[GIVEN ENTRIES]

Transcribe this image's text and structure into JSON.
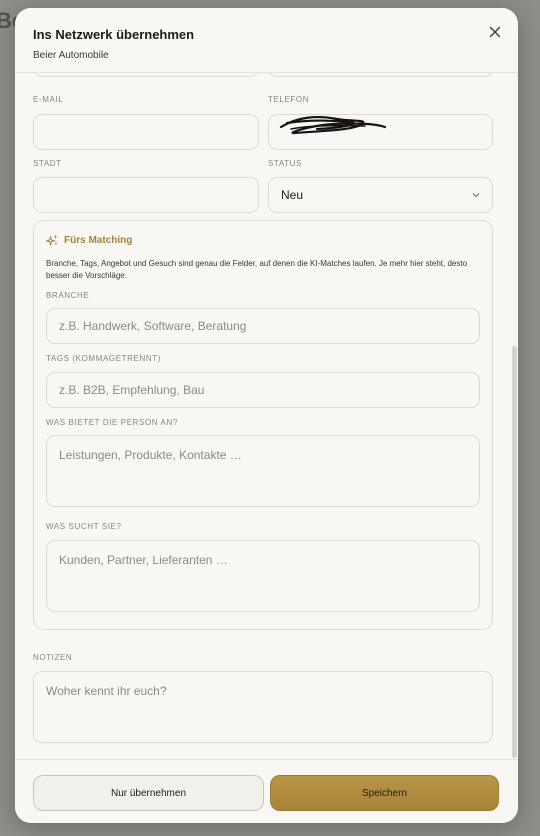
{
  "backdrop": {
    "peek_text": "Be"
  },
  "modal": {
    "title": "Ins Netzwerk übernehmen",
    "subtitle": "Beier Automobile"
  },
  "fields": {
    "email": {
      "label": "E-MAIL",
      "value": "",
      "placeholder": ""
    },
    "telefon": {
      "label": "TELEFON",
      "value": ""
    },
    "stadt": {
      "label": "STADT",
      "value": "",
      "placeholder": ""
    },
    "status": {
      "label": "STATUS",
      "value": "Neu"
    }
  },
  "matching": {
    "title": "Fürs Matching",
    "description": "Branche, Tags, Angebot und Gesuch sind genau die Felder, auf denen die KI-Matches laufen. Je mehr hier steht, desto besser die Vorschläge.",
    "branche": {
      "label": "BRANCHE",
      "placeholder": "z.B. Handwerk, Software, Beratung"
    },
    "tags": {
      "label": "TAGS (KOMMAGETRENNT)",
      "placeholder": "z.B. B2B, Empfehlung, Bau"
    },
    "bietet": {
      "label": "WAS BIETET DIE PERSON AN?",
      "placeholder": "Leistungen, Produkte, Kontakte …"
    },
    "sucht": {
      "label": "WAS SUCHT SIE?",
      "placeholder": "Kunden, Partner, Lieferanten …"
    }
  },
  "notizen": {
    "label": "NOTIZEN",
    "placeholder": "Woher kennt ihr euch?"
  },
  "footer": {
    "secondary_label": "Nur übernehmen",
    "primary_label": "Speichern"
  },
  "colors": {
    "accent": "#a8843a",
    "background": "#f9f7f3",
    "border": "#dedad2"
  }
}
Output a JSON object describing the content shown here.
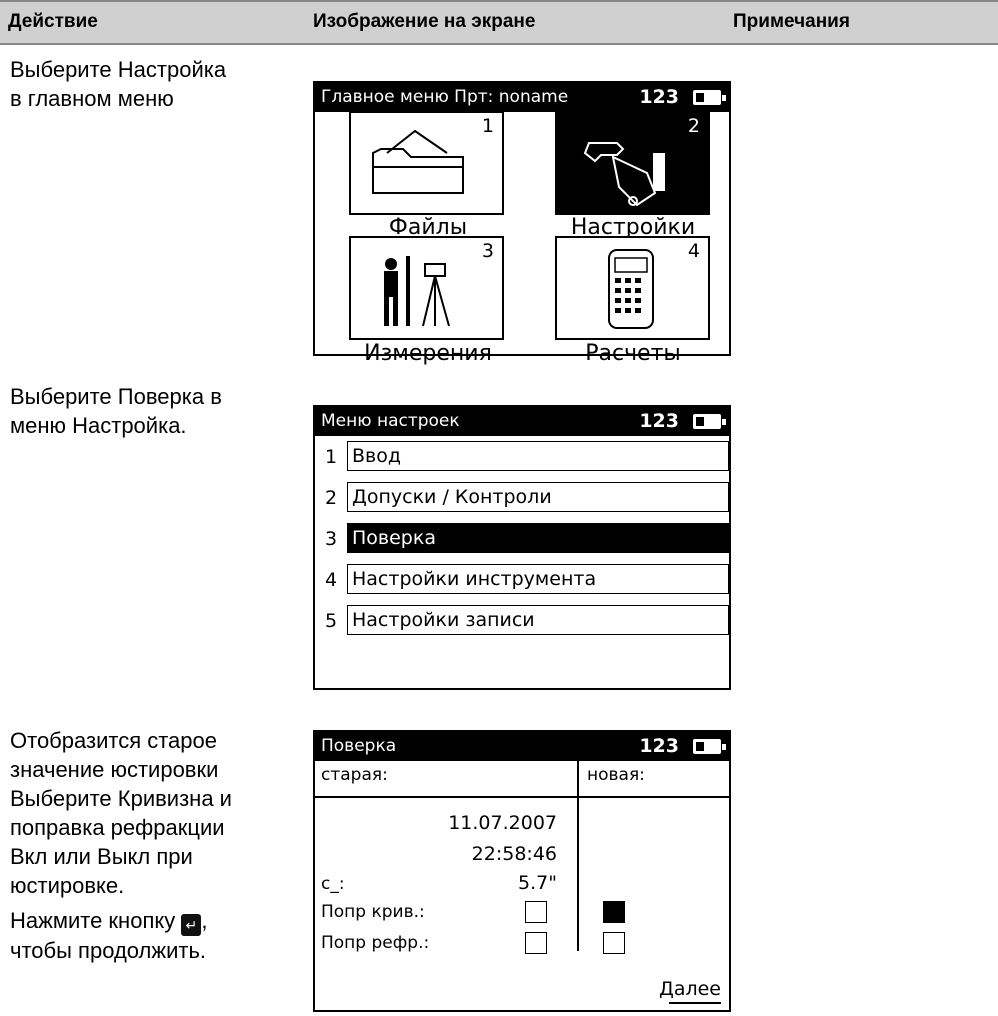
{
  "header": {
    "col1": "Действие",
    "col2": "Изображение на экране",
    "col3": "Примечания"
  },
  "steps": [
    {
      "line1": "Выберите Настройка",
      "line2": "в главном меню"
    },
    {
      "line1": "Выберите Поверка  в",
      "line2": "меню Настройка."
    },
    {
      "lines": [
        "Отобразится старое",
        "значение юстировки",
        "Выберите Кривизна и",
        "поправка рефракции",
        "Вкл или Выкл при",
        "юстировке."
      ],
      "press": "Нажмите кнопку",
      "key": "↵",
      "after_key": ",",
      "continue": "чтобы продолжить."
    }
  ],
  "screen1": {
    "title": "Главное меню  Прт: noname",
    "status": "123",
    "tiles": [
      {
        "num": "1",
        "label": "Файлы",
        "icon": "folder-icon",
        "selected": false
      },
      {
        "num": "2",
        "label": "Настройки",
        "icon": "wrench-hand-icon",
        "selected": true
      },
      {
        "num": "3",
        "label": "Измерения",
        "icon": "surveyor-tripod-icon",
        "selected": false
      },
      {
        "num": "4",
        "label": "Расчеты",
        "icon": "calculator-icon",
        "selected": false
      }
    ]
  },
  "screen2": {
    "title": "Меню настроек",
    "status": "123",
    "items": [
      {
        "num": "1",
        "label": "Ввод",
        "selected": false
      },
      {
        "num": "2",
        "label": "Допуски / Контроли",
        "selected": false
      },
      {
        "num": "3",
        "label": "Поверка",
        "selected": true
      },
      {
        "num": "4",
        "label": "Настройки инструмента",
        "selected": false
      },
      {
        "num": "5",
        "label": "Настройки записи",
        "selected": false
      }
    ]
  },
  "screen3": {
    "title": "Поверка",
    "status": "123",
    "col_old": "старая:",
    "col_new": "новая:",
    "date": "11.07.2007",
    "time": "22:58:46",
    "c_label": "c_:",
    "c_value": "5.7\"",
    "rows": [
      {
        "label": "Попр крив.:",
        "old": false,
        "new": true
      },
      {
        "label": "Попр рефр.:",
        "old": false,
        "new": false
      }
    ],
    "next": "Далее"
  }
}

[AIM] Pick out the lines containing the word "JSON" and show them.

[EXERCISE OUTPUT]
Transcribe this image's text and structure into JSON.
Output a JSON object describing the content shown here.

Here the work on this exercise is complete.